TEXT PROVIDED:
You are viewing a plain text version of this content. The canonical link for it is here.
Posted to notifications@accumulo.apache.org by "dlmarion (via GitHub)" <gi...@apache.org> on 2023/07/31 15:20:57 UTC

[GitHub] [accumulo] dlmarion opened a new issue, #3668: DatafileManager.importMapFiles question

dlmarion opened a new issue, #3668:
URL: https://github.com/apache/accumulo/issues/3668

   The Tablet metadata is updated in `DatafileManager.importMapFiles` [here](https://github.com/apache/accumulo/blob/2.1/server/tserver/src/main/java/org/apache/accumulo/tserver/tablet/DatafileManager.java#L265) outside of the tablet lock. Then, the `datafileSizes` map is modified inside of the Tablet lock [here](https://github.com/apache/accumulo/blob/2.1/server/tserver/src/main/java/org/apache/accumulo/tserver/tablet/DatafileManager.java#L274). [`Tablet.compareTabletInfo`](https://github.com/apache/accumulo/blob/2.1/server/tserver/src/main/java/org/apache/accumulo/tserver/tablet/Tablet.java#L1141) is called from a thread in the TabletServer periodically. Does updating the tablet metadata outside of the tablet lock in `importMapFiles` make it more likely that the `compareTabletInfo` check would see a file in the tablet metadata but *not* in datafileSizes? It seems to me that if `compareTabletInfo` ran between Tablet line 265 and line 269, then it would report missing files that may 
 not be missing.
   


-- 
This is an automated message from the Apache Git Service.
To respond to the message, please log on to GitHub and use the
URL above to go to the specific comment.

To unsubscribe, e-mail: notifications-unsubscribe@accumulo.apache.org.apache.org

For queries about this service, please contact Infrastructure at:
users@infra.apache.org


[GitHub] [accumulo] dlmarion commented on issue #3668: DatafileManager.importMapFiles question

Posted by "dlmarion (via GitHub)" <gi...@apache.org>.

SHORT PROBLEM:
In the GitHub issue about DatafileManager.importMapFiles, is the tablet metadata updated inside or outside of the tablet lock?

INFORMATION PROVIDED:
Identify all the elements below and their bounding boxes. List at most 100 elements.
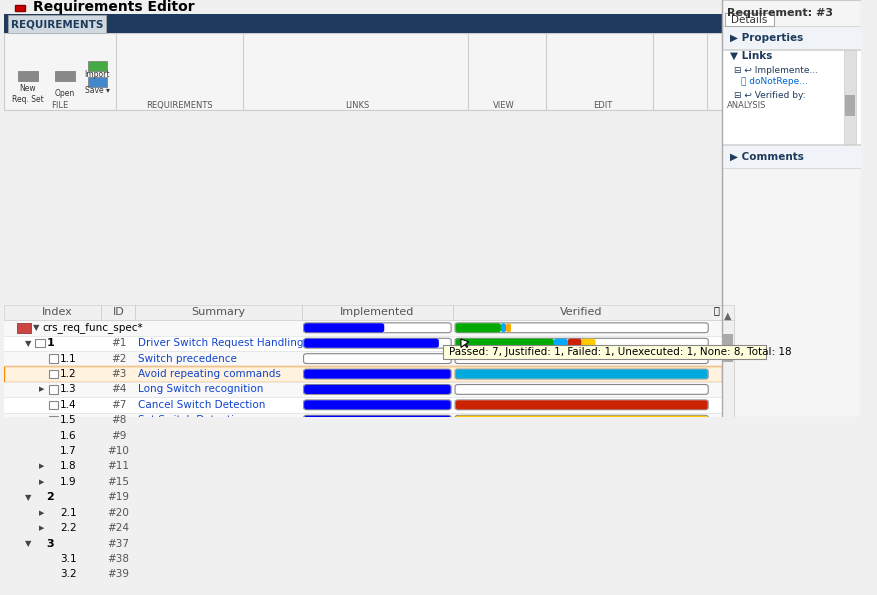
- Bar: [722, 320, 733, 416]
- Text: ▶ Properties: ▶ Properties: [730, 33, 803, 43]
- FancyBboxPatch shape: [303, 369, 451, 379]
- FancyBboxPatch shape: [455, 431, 708, 440]
- Bar: [35, 493, 45, 502]
- Text: ▼ Links: ▼ Links: [730, 51, 772, 61]
- Bar: [724, 13, 774, 26]
- FancyBboxPatch shape: [455, 431, 709, 440]
- Bar: [51, 64, 80, 99]
- Text: Cancel Switch Detection: Cancel Switch Detection: [139, 400, 266, 410]
- FancyBboxPatch shape: [455, 323, 501, 333]
- FancyBboxPatch shape: [304, 477, 451, 487]
- Text: ⊟ ↩ Implemente...: ⊟ ↩ Implemente...: [733, 65, 817, 74]
- Text: #9: #9: [111, 431, 126, 441]
- Text: VIEW: VIEW: [493, 101, 515, 110]
- FancyBboxPatch shape: [455, 523, 709, 533]
- FancyBboxPatch shape: [455, 462, 709, 471]
- Text: Index: Index: [42, 308, 73, 317]
- Bar: [48, 524, 58, 533]
- Text: #7: #7: [111, 400, 126, 410]
- Text: Cruise Control Mode: Cruise Control Mode: [139, 492, 245, 502]
- Text: ▶: ▶: [39, 479, 44, 485]
- Bar: [9, 64, 47, 99]
- Text: #19: #19: [107, 492, 130, 502]
- Bar: [4, 536, 722, 551]
- Text: 📄 doNotRepe...: 📄 doNotRepe...: [741, 77, 809, 86]
- Text: 3: 3: [46, 538, 54, 549]
- Bar: [55, 71, 75, 80]
- FancyBboxPatch shape: [303, 493, 451, 502]
- FancyBboxPatch shape: [455, 554, 709, 564]
- Bar: [722, 305, 733, 582]
- Bar: [722, 26, 860, 49]
- FancyBboxPatch shape: [455, 508, 709, 518]
- Polygon shape: [461, 339, 468, 347]
- Text: REQUIREMENTS: REQUIREMENTS: [146, 101, 213, 110]
- FancyBboxPatch shape: [303, 339, 451, 348]
- Text: #4: #4: [111, 384, 126, 394]
- FancyBboxPatch shape: [501, 323, 506, 333]
- Bar: [48, 462, 58, 471]
- Text: Enabled case: Enabled case: [139, 569, 208, 580]
- Bar: [48, 447, 58, 455]
- FancyBboxPatch shape: [303, 554, 451, 564]
- Text: #37: #37: [107, 538, 130, 549]
- FancyBboxPatch shape: [304, 555, 451, 563]
- FancyBboxPatch shape: [455, 323, 709, 333]
- Bar: [4, 320, 722, 336]
- Bar: [48, 555, 58, 563]
- Text: Operation mode determination: Operation mode determination: [139, 523, 301, 533]
- Text: REQUIREMENTS: REQUIREMENTS: [11, 20, 103, 30]
- FancyBboxPatch shape: [304, 369, 451, 378]
- FancyBboxPatch shape: [455, 493, 709, 502]
- Text: #20: #20: [108, 508, 129, 518]
- Text: 1.1: 1.1: [61, 353, 77, 364]
- Text: 1.2: 1.2: [61, 369, 77, 379]
- Text: ✕: ✕: [22, 323, 29, 332]
- FancyBboxPatch shape: [455, 353, 709, 364]
- Text: Disable Cruise Control system: Disable Cruise Control system: [139, 508, 296, 518]
- Bar: [4, 397, 722, 412]
- Text: #38: #38: [107, 554, 130, 564]
- FancyBboxPatch shape: [455, 400, 708, 409]
- Text: #1: #1: [111, 338, 126, 348]
- Text: ▶: ▶: [39, 510, 44, 516]
- Bar: [4, 305, 722, 320]
- FancyBboxPatch shape: [304, 524, 451, 533]
- Text: 1.5: 1.5: [61, 415, 77, 425]
- Bar: [48, 385, 58, 394]
- FancyBboxPatch shape: [303, 323, 451, 333]
- Text: Driver Switch Request Handling: Driver Switch Request Handling: [139, 338, 304, 348]
- Text: #3: #3: [111, 369, 126, 379]
- Bar: [35, 339, 45, 347]
- Text: 1.4: 1.4: [61, 400, 77, 410]
- FancyBboxPatch shape: [581, 339, 595, 347]
- FancyBboxPatch shape: [304, 339, 438, 347]
- Text: ▶: ▶: [39, 464, 44, 469]
- Text: #15: #15: [107, 477, 130, 487]
- FancyBboxPatch shape: [455, 339, 554, 347]
- FancyBboxPatch shape: [304, 323, 384, 333]
- Bar: [82, 64, 113, 80]
- Bar: [88, 77, 107, 87]
- FancyBboxPatch shape: [554, 339, 567, 347]
- Text: Requirements Editor: Requirements Editor: [32, 0, 195, 14]
- Bar: [4, 14, 860, 33]
- Text: Import: Import: [85, 70, 111, 79]
- Text: Avoid repeating commands: Avoid repeating commands: [139, 369, 282, 379]
- Text: Resume Switch Detection: Resume Switch Detection: [139, 446, 272, 456]
- Bar: [18, 323, 31, 333]
- FancyBboxPatch shape: [455, 400, 709, 410]
- Text: Requirement: #3: Requirement: #3: [727, 8, 833, 18]
- Text: ▶ Comments: ▶ Comments: [730, 152, 803, 162]
- Text: 1.7: 1.7: [61, 446, 77, 456]
- FancyBboxPatch shape: [304, 570, 451, 579]
- Text: Switch precedence: Switch precedence: [139, 353, 238, 364]
- Text: #39: #39: [107, 569, 130, 580]
- Bar: [4, 428, 722, 443]
- Text: crs_req_func_spec*: crs_req_func_spec*: [43, 322, 143, 333]
- FancyBboxPatch shape: [304, 493, 451, 502]
- Text: Passed: 7, Justified: 1, Failed: 1, Unexecuted: 1, None: 8, Total: 18: Passed: 7, Justified: 1, Failed: 1, Unex…: [449, 347, 792, 356]
- Text: 2.1: 2.1: [61, 508, 77, 518]
- FancyBboxPatch shape: [303, 353, 451, 364]
- FancyBboxPatch shape: [303, 431, 451, 440]
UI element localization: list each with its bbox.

RESULT:
Outside of the tablet lock.